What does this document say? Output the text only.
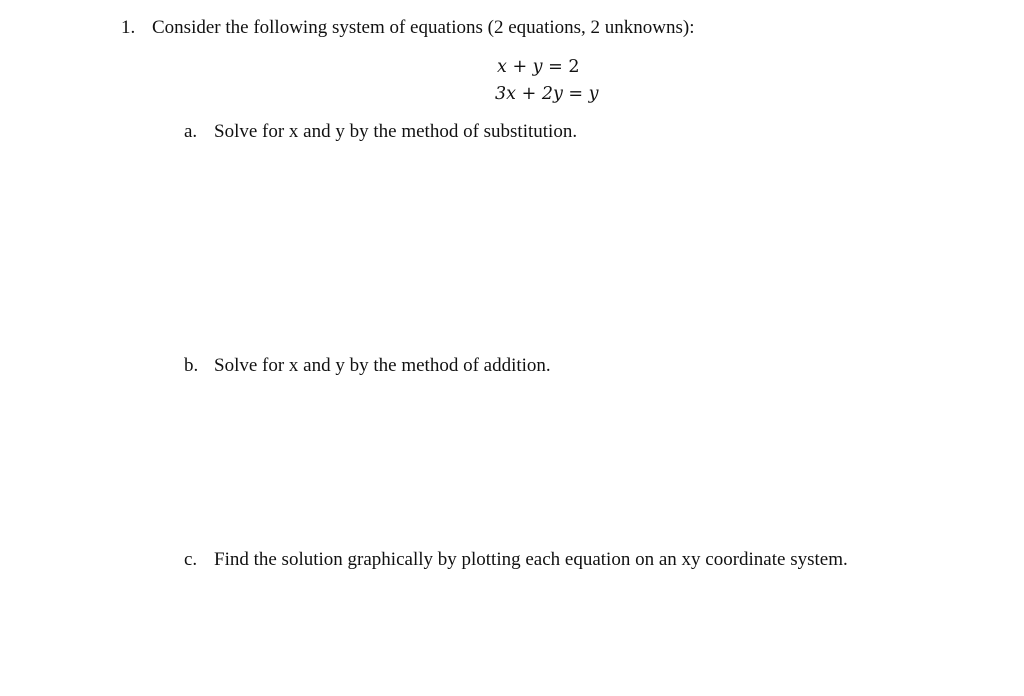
1. Consider the following system of equations (2 equations, 2 unknowns):
x + y = 2
3x + 2y = y
a. Solve for x and y by the method of substitution.
b. Solve for x and y by the method of addition.
c. Find the solution graphically by plotting each equation on an xy coordinate system.
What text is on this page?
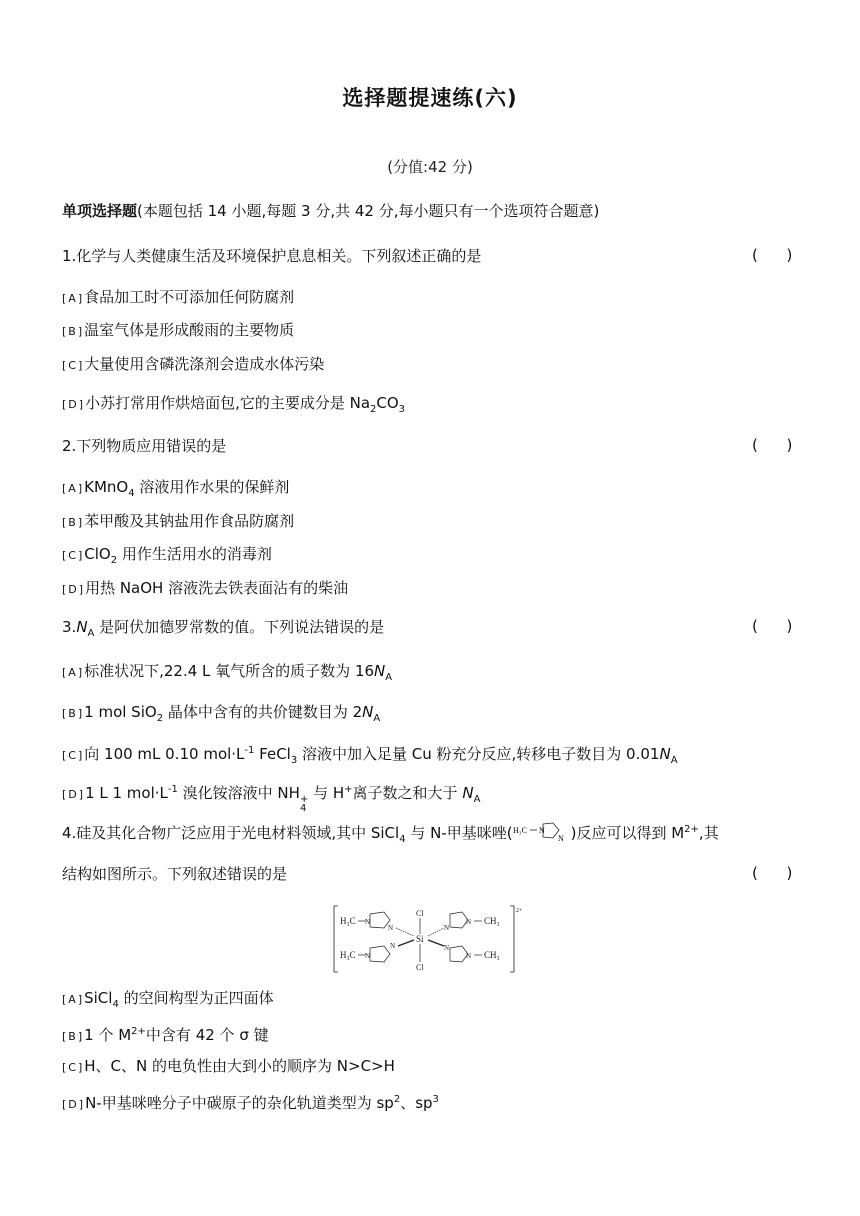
选择题提速练(六)
(分值:42 分)
单项选择题(本题包括 14 小题,每题 3 分,共 42 分,每小题只有一个选项符合题意)
1.化学与人类健康生活及环境保护息息相关。下列叙述正确的是	(      )
[A]食品加工时不可添加任何防腐剂
[B]温室气体是形成酸雨的主要物质
[C]大量使用含磷洗涤剂会造成水体污染
[D]小苏打常用作烘焙面包,它的主要成分是 $Na_2CO_3$
2.下列物质应用错误的是	(      )
[A]KMnO$_4$ 溶液用作水果的保鲜剂
[B]苯甲酸及其钠盐用作食品防腐剂
[C]ClO$_2$ 用作生活用水的消毒剂
[D]用热 NaOH 溶液洗去铁表面沾有的柴油
$3.N_A$ 是阿伏加德罗常数的值。下列说法错误的是	(      )
[A]标准状况下,22.4 L 氧气所含的质子数为 $16N_A$
[B]1 mol SiO$_2$ 晶体中含有的共价键数目为 $2N_A$
[C]向 100 mL 0.10 $mol\cdot L^{-1}$ FeCl$_3$ 溶液中加入足量 Cu 粉充分反应,转移电子数目为 $0.01N_A$
[D]1 L 1 $mol\cdot L^{-1}$ 溴化铵溶液中 NH +
4
与 H+离子数之和大于 $N_A$
4.硅及其化合物广泛应用于光电材料领域,其中 SiCl$_4$ 与 N-甲基咪唑( H₃C N
N )反应可以得到 $M^{2+}$,其
结构如图所示。下列叙述错误的是	(      )
2+
H₃C N
N
H₃C N
N
Si
Cl
Cl
N
N CH₃
N
N CH₃
[A]SiCl$_4$ 的空间构型为正四面体
[B]1 个 $M^{2+}$中含有 42 个 σ 键
[C]H、C、N 的电负性由大到小的顺序为 N>C>H
[D]N-甲基咪唑分子中碳原子的杂化轨道类型为 $sp^2$、$sp^3$
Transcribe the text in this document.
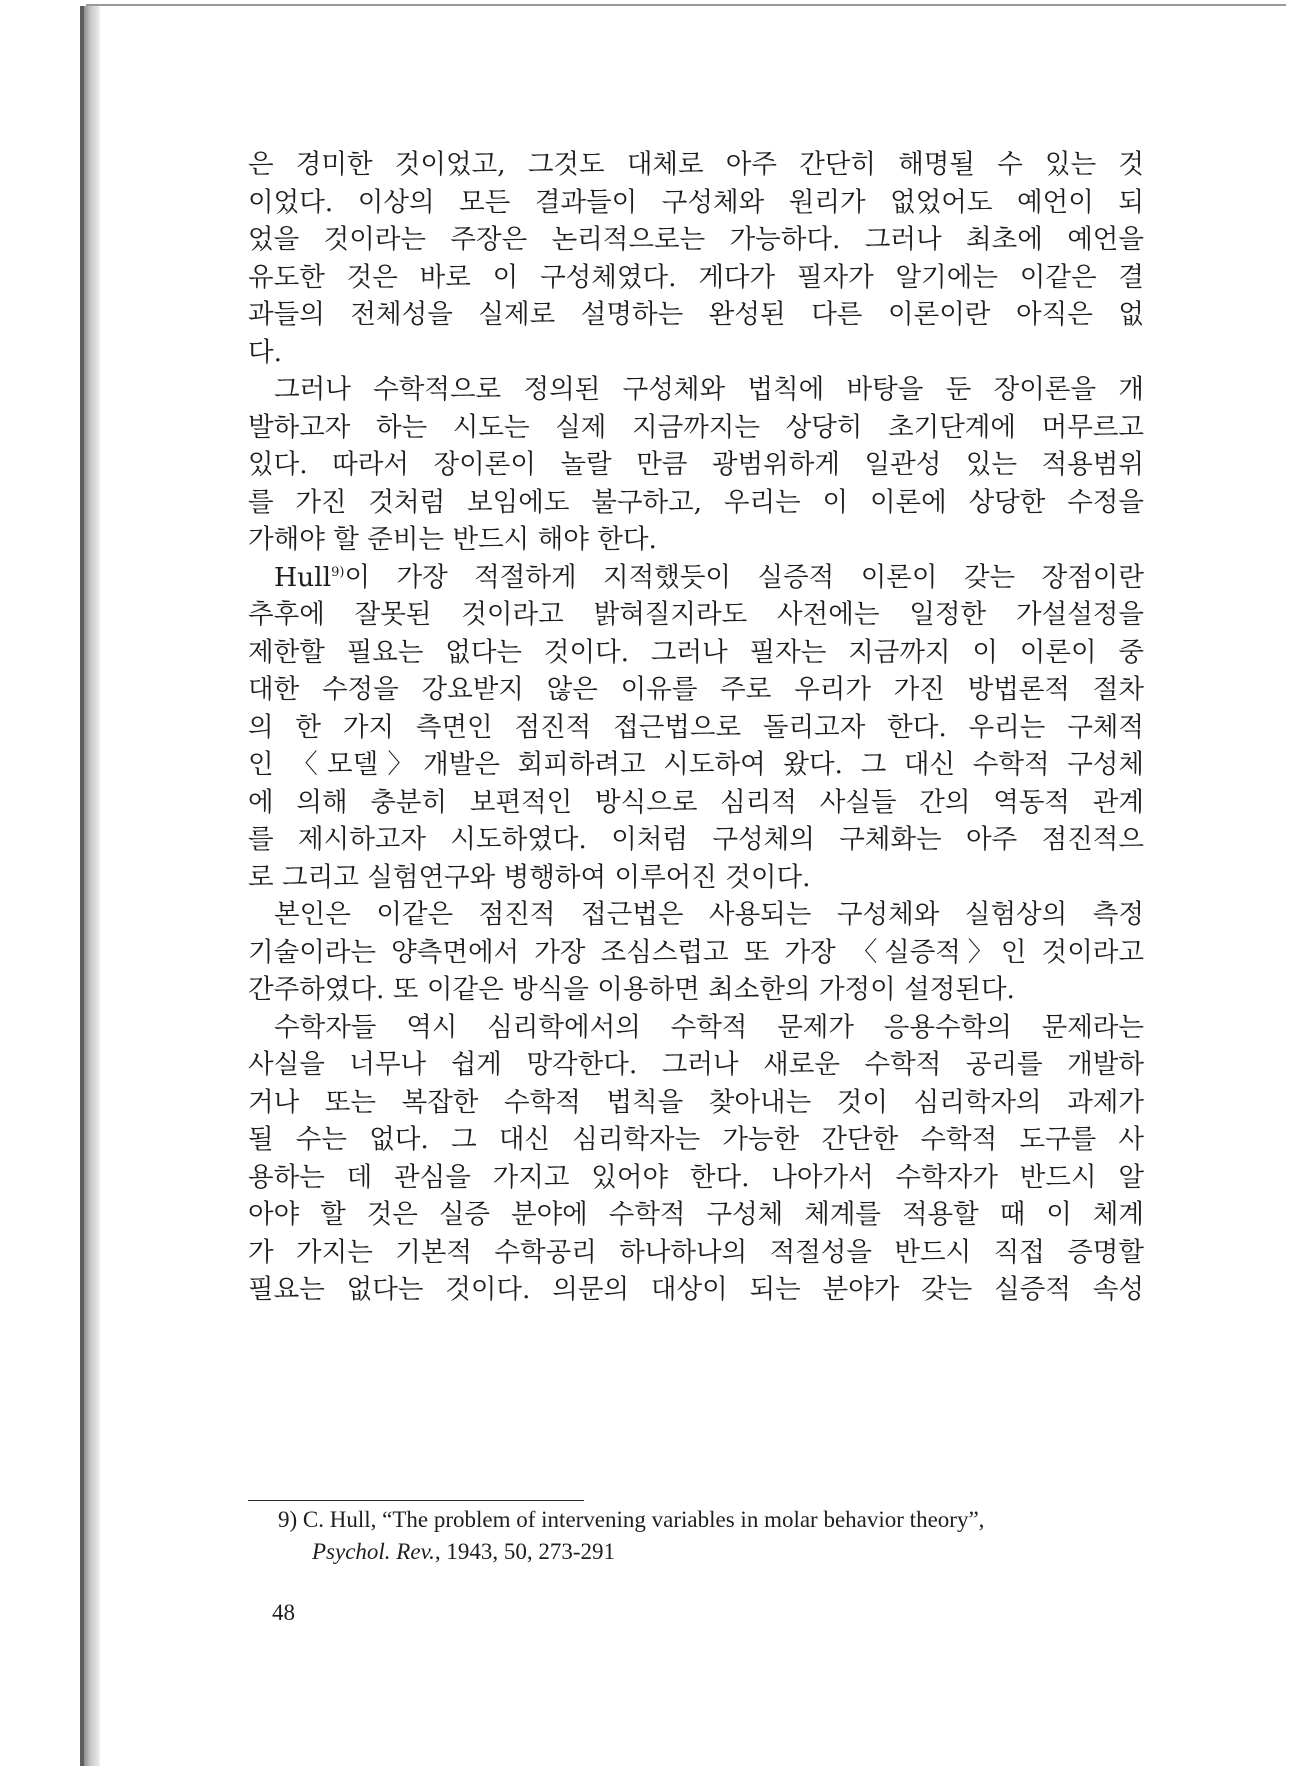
은 경미한 것이었고, 그것도 대체로 아주 간단히 해명될 수 있는 것
이었다. 이상의 모든 결과들이 구성체와 원리가 없었어도 예언이 되
었을 것이라는 주장은 논리적으로는 가능하다. 그러나 최초에 예언을
유도한 것은 바로 이 구성체였다. 게다가 필자가 알기에는 이같은 결
과들의 전체성을 실제로 설명하는 완성된 다른 이론이란 아직은 없
다.
그러나 수학적으로 정의된 구성체와 법칙에 바탕을 둔 장이론을 개
발하고자 하는 시도는 실제 지금까지는 상당히 초기단계에 머무르고
있다. 따라서 장이론이 놀랄 만큼 광범위하게 일관성 있는 적용범위
를 가진 것처럼 보임에도 불구하고, 우리는 이 이론에 상당한 수정을
가해야 할 준비는 반드시 해야 한다.
Hull$^{9)}$이 가장 적절하게 지적했듯이 실증적 이론이 갖는 장점이란
추후에 잘못된 것이라고 밝혀질지라도 사전에는 일정한 가설설정을
제한할 필요는 없다는 것이다. 그러나 필자는 지금까지 이 이론이 중
대한 수정을 강요받지 않은 이유를 주로 우리가 가진 방법론적 절차
의 한 가지 측면인 점진적 접근법으로 돌리고자 한다. 우리는 구체적
인 〈모델〉개발은 회피하려고 시도하여 왔다. 그 대신 수학적 구성체
에 의해 충분히 보편적인 방식으로 심리적 사실들 간의 역동적 관계
를 제시하고자 시도하였다. 이처럼 구성체의 구체화는 아주 점진적으
로 그리고 실험연구와 병행하여 이루어진 것이다.
본인은 이같은 점진적 접근법은 사용되는 구성체와 실험상의 측정
기술이라는 양측면에서 가장 조심스럽고 또 가장 〈실증적〉인 것이라고
간주하였다. 또 이같은 방식을 이용하면 최소한의 가정이 설정된다.
수학자들 역시 심리학에서의 수학적 문제가 응용수학의 문제라는
사실을 너무나 쉽게 망각한다. 그러나 새로운 수학적 공리를 개발하
거나 또는 복잡한 수학적 법칙을 찾아내는 것이 심리학자의 과제가
될 수는 없다. 그 대신 심리학자는 가능한 간단한 수학적 도구를 사
용하는 데 관심을 가지고 있어야 한다. 나아가서 수학자가 반드시 알
아야 할 것은 실증 분야에 수학적 구성체 체계를 적용할 때 이 체계
가 가지는 기본적 수학공리 하나하나의 적절성을 반드시 직접 증명할
필요는 없다는 것이다. 의문의 대상이 되는 분야가 갖는 실증적 속성
9) C. Hull, “The problem of intervening variables in molar behavior theory”,
Psychol. Rev., 1943, 50, 273-291
48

━━━━━━━━━━

Problem -> Count each line of the entries that holds the word "cdot", then state the total and nothing more.

Solved problem -> 2